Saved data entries
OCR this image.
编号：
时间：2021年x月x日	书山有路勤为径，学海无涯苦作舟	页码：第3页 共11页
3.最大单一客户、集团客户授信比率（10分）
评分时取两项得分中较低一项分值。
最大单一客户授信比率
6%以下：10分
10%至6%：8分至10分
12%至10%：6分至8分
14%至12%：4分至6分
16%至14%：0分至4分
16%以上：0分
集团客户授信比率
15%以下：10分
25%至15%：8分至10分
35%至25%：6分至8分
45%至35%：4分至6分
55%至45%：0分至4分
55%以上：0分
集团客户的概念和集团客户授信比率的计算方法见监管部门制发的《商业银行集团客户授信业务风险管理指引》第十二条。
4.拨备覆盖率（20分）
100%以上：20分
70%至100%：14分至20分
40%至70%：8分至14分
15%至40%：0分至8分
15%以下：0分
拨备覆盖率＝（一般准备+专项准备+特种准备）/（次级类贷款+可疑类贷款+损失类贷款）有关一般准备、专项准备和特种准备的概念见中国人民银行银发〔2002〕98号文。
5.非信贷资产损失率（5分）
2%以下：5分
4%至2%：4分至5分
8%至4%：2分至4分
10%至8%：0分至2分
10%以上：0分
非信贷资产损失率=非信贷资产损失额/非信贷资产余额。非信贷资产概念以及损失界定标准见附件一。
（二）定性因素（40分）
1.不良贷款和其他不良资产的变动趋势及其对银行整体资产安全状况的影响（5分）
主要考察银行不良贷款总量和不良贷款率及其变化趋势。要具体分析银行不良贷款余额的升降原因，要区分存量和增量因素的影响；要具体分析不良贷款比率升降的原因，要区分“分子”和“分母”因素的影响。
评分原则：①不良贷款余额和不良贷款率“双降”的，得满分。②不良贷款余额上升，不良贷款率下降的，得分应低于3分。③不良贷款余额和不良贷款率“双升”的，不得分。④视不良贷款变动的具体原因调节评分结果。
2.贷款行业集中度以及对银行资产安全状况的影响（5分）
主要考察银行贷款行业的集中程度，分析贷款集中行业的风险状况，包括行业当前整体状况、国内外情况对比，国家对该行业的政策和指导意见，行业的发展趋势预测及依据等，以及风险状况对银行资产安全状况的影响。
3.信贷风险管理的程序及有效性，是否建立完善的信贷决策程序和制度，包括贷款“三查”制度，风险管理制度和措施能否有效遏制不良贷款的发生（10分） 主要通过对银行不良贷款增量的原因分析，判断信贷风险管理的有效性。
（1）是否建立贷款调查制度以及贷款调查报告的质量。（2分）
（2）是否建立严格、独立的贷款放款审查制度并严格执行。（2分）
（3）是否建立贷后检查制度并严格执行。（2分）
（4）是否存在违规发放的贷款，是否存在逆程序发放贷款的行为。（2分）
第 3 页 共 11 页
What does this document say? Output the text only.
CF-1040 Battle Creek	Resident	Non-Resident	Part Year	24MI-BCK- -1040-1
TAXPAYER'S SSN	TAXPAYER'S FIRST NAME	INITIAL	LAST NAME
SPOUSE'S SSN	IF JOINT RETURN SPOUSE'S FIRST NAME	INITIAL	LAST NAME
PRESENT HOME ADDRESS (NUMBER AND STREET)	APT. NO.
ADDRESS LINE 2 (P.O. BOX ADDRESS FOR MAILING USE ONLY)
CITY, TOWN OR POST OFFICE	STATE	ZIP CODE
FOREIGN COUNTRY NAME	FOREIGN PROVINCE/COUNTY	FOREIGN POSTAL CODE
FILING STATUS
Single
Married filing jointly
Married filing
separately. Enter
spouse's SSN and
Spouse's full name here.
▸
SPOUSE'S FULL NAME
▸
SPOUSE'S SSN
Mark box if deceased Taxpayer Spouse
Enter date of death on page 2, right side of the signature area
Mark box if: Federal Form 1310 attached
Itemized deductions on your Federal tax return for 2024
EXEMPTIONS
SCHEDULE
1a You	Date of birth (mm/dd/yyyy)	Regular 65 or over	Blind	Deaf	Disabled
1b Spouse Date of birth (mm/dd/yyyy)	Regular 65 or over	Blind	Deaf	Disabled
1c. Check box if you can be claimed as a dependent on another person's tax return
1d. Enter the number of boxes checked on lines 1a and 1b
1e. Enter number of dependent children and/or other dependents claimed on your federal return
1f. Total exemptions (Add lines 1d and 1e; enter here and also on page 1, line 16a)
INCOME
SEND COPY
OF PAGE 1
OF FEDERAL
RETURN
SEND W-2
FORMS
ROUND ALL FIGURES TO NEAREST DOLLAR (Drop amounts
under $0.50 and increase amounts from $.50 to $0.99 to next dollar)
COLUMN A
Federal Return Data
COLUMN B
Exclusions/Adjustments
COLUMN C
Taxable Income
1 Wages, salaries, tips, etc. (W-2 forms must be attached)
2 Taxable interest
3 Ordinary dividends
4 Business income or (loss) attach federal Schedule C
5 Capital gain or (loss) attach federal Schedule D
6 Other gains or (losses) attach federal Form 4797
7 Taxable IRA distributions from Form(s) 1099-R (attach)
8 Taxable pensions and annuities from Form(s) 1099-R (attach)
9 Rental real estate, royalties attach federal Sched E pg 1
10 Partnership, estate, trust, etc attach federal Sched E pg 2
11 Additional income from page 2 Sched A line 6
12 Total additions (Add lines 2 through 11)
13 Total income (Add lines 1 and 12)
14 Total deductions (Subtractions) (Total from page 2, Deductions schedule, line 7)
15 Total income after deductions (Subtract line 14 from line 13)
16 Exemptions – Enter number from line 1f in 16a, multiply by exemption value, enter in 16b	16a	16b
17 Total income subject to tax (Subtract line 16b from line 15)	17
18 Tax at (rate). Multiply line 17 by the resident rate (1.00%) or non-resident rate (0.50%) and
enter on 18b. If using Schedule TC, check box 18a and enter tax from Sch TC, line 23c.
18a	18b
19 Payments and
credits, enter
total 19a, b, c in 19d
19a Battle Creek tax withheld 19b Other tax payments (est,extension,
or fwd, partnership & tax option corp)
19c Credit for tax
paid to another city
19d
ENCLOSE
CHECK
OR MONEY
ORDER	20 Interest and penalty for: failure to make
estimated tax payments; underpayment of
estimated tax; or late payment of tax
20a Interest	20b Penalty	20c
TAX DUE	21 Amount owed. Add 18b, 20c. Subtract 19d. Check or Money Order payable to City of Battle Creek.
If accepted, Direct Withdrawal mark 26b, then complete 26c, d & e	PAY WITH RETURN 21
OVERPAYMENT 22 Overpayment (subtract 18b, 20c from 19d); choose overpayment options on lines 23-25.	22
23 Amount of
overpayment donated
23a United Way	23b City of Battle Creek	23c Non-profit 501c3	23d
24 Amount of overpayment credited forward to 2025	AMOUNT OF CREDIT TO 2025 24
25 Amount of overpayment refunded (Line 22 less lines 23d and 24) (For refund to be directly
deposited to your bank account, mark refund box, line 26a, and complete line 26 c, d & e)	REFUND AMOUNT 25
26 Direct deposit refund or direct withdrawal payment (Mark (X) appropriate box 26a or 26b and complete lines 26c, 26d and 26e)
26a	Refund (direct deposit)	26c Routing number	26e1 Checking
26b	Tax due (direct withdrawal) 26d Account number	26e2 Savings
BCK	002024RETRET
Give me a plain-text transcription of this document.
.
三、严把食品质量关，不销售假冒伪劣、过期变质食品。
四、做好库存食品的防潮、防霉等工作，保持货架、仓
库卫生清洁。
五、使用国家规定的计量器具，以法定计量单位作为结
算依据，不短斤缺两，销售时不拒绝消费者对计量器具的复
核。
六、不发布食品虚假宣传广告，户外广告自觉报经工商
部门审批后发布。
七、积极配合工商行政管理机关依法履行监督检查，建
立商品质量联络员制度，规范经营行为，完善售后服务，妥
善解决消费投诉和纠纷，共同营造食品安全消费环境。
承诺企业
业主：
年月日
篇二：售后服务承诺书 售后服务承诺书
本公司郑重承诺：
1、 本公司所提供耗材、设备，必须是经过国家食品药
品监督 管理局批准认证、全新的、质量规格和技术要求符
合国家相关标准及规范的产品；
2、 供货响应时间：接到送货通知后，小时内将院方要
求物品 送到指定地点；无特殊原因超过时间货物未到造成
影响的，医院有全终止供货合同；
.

## Stated exercise
Scan the material above. Copy each line where "another" occurs.

## Response for this exercise
1c. Check box if you can be claimed as a dependent on another person's tax return
paid to another city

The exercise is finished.